(Job): Copy every line with the string "Market" in it.

---

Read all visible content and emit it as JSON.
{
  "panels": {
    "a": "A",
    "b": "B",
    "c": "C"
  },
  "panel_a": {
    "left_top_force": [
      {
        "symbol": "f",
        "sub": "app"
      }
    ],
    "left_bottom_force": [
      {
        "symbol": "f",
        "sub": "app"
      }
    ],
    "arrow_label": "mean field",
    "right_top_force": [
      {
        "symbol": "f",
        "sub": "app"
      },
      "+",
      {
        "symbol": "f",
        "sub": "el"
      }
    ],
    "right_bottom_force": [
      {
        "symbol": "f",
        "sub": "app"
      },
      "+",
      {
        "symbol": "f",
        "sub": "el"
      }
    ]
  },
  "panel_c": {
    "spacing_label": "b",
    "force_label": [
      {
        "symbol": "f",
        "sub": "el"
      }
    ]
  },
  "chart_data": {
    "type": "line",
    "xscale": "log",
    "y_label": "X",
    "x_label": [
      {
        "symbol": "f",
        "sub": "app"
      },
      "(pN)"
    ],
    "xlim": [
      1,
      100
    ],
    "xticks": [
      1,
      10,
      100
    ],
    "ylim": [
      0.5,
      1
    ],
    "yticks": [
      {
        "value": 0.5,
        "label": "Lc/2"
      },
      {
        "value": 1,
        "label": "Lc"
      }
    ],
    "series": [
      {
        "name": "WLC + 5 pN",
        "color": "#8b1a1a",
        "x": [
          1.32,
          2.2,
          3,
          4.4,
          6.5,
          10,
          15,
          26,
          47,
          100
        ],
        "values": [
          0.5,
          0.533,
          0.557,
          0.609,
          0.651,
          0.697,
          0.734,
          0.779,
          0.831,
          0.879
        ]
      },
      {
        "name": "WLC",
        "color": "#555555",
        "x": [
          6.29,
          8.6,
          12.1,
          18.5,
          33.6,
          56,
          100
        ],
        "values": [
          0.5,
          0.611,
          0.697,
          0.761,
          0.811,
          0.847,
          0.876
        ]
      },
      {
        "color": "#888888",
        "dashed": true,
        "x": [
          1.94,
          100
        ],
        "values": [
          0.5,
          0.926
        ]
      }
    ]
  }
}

---

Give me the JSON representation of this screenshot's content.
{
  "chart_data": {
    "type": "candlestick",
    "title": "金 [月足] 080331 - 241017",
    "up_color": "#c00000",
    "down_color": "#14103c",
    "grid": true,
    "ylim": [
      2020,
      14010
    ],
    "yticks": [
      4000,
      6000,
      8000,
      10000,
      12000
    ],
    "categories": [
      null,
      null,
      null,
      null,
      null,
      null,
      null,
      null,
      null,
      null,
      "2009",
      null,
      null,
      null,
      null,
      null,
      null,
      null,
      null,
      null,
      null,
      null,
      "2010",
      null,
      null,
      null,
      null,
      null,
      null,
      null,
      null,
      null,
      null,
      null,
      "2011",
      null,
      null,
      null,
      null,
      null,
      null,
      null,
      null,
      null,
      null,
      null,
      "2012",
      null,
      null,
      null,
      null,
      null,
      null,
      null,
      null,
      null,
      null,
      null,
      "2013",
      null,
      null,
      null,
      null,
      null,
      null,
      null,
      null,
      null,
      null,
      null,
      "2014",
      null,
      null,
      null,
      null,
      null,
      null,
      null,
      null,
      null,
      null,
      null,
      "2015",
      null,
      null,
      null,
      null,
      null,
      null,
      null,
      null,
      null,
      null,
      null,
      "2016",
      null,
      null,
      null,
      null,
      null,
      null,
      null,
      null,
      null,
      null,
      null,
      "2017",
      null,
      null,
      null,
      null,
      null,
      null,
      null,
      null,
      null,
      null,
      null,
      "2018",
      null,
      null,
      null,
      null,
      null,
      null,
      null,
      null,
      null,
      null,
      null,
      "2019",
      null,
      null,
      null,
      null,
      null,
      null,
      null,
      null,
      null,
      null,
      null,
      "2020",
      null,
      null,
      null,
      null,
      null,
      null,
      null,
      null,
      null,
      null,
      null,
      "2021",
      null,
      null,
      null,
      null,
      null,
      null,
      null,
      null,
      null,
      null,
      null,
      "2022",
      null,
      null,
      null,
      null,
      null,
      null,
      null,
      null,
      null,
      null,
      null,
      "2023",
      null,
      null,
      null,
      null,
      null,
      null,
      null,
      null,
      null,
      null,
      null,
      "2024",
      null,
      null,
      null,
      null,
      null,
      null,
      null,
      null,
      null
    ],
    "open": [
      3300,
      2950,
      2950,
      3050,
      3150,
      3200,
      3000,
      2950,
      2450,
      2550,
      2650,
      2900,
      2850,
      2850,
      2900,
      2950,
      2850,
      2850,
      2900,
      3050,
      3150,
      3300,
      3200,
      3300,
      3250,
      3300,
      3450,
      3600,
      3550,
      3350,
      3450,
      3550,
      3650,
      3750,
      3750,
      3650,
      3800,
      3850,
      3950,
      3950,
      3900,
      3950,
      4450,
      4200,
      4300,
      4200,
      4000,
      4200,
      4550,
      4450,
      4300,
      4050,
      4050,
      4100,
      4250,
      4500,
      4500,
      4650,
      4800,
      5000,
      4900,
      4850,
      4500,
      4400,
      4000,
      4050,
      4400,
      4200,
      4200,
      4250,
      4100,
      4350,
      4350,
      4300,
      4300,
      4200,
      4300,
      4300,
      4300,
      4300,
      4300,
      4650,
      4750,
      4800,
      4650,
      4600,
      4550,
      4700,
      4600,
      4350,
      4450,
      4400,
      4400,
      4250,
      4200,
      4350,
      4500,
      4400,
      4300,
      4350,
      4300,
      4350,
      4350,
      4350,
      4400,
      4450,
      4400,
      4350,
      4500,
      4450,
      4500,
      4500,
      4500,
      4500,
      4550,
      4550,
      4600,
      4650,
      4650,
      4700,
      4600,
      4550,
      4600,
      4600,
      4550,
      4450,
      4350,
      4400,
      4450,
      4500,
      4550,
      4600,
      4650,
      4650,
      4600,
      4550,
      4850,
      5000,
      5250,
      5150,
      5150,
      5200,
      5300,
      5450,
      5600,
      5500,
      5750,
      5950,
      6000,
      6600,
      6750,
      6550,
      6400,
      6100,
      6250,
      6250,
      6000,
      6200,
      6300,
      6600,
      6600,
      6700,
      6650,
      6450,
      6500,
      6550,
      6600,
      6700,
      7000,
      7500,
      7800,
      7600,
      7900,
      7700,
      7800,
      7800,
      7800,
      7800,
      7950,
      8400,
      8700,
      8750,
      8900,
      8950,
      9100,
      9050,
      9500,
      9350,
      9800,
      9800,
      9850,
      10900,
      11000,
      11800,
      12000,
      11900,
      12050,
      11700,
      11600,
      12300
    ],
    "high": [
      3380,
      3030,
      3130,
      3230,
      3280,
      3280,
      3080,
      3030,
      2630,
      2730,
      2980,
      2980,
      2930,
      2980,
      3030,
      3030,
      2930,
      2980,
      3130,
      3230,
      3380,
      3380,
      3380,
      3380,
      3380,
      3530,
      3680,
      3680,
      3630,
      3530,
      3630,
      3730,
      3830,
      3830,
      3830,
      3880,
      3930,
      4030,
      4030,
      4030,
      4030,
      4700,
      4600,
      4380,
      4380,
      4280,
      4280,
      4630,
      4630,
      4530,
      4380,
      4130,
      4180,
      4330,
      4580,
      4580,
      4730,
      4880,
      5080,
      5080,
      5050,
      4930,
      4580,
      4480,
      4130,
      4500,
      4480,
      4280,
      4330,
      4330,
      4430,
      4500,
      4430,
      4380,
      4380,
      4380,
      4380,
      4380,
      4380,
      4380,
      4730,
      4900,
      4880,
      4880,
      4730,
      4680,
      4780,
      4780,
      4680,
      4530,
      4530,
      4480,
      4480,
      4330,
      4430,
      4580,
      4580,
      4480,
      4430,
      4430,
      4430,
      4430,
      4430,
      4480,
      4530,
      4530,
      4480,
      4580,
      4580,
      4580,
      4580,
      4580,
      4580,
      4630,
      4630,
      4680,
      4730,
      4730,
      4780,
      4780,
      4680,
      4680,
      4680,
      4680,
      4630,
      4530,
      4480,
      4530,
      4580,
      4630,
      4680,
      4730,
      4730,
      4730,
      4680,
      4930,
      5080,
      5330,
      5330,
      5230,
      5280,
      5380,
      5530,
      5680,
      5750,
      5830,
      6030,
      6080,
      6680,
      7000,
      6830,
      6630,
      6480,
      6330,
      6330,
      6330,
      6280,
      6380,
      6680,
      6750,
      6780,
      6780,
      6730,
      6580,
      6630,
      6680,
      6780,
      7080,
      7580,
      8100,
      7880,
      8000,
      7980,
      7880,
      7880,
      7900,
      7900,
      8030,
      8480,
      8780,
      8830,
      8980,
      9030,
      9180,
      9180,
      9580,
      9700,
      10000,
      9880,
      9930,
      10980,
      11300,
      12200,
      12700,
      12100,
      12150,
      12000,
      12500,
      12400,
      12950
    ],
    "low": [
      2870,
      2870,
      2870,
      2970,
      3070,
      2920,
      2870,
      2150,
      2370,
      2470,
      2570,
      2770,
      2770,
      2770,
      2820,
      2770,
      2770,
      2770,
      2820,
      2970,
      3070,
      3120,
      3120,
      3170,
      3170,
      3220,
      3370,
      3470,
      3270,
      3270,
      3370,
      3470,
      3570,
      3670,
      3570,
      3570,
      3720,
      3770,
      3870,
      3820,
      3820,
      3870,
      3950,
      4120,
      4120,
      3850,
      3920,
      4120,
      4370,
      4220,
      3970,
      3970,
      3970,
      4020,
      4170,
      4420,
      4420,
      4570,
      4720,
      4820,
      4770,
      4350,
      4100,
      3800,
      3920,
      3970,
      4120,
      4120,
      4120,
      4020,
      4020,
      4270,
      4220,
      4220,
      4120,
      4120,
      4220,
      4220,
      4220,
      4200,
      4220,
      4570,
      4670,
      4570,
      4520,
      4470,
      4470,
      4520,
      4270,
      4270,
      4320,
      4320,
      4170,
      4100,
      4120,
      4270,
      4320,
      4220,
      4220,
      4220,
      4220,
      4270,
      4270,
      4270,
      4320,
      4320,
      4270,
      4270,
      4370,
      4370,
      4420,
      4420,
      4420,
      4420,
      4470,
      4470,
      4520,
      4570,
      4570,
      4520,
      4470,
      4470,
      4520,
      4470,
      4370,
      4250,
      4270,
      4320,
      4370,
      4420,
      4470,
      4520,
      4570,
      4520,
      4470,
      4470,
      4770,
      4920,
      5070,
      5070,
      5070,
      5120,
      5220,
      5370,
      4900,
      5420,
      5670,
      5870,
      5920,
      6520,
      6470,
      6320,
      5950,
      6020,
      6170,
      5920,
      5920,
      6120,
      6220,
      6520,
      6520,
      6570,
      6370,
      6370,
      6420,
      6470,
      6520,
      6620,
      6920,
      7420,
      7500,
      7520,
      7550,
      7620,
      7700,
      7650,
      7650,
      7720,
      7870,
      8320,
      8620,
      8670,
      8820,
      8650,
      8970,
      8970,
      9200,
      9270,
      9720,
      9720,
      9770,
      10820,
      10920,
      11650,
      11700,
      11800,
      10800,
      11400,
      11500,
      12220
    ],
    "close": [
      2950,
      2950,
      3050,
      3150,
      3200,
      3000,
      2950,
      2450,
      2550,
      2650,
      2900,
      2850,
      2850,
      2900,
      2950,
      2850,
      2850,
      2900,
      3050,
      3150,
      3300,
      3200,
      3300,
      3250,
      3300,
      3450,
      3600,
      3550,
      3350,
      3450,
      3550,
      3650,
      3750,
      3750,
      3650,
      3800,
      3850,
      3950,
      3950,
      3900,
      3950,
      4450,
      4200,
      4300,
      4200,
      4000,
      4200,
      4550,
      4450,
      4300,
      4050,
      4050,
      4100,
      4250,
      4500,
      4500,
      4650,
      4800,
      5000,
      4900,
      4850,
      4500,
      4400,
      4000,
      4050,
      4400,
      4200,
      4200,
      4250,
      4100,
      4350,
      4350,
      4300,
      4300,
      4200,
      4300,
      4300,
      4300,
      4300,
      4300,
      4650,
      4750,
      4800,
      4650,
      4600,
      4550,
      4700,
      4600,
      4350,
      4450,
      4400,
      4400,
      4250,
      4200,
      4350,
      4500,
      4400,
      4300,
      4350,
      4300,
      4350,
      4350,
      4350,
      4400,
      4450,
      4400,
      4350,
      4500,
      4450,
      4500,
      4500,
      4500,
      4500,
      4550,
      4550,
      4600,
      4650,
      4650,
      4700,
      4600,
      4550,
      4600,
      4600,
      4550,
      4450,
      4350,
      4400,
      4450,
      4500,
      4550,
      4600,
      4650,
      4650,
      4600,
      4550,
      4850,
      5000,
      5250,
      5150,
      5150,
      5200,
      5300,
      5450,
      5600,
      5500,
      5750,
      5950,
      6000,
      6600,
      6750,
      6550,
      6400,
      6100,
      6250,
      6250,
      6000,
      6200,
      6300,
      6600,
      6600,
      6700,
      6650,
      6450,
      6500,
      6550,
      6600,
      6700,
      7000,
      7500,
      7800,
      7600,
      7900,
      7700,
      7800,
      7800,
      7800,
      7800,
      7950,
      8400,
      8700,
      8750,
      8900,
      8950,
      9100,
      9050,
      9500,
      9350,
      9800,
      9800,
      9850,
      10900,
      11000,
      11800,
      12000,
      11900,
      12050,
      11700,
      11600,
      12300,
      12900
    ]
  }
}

---

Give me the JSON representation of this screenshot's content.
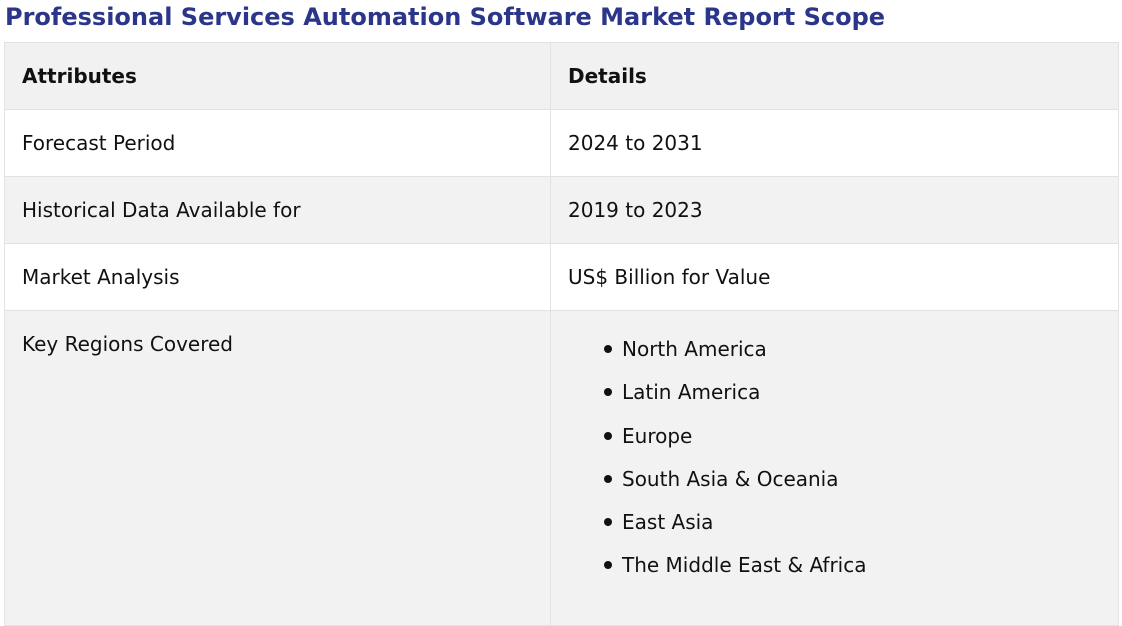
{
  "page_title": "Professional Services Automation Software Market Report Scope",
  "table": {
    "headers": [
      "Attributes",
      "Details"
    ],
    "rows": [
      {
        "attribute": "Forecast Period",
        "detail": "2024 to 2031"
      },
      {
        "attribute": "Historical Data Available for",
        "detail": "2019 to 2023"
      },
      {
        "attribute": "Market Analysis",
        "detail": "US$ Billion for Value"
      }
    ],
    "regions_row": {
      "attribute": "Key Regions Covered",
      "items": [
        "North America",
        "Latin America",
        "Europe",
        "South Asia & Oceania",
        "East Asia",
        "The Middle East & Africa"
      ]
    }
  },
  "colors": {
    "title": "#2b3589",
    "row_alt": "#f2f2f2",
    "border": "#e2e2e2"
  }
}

---

(Finished answer):
  "page_title": "Professional Services Automation Software Market Report Scope",
        "attribute": "Market Analysis",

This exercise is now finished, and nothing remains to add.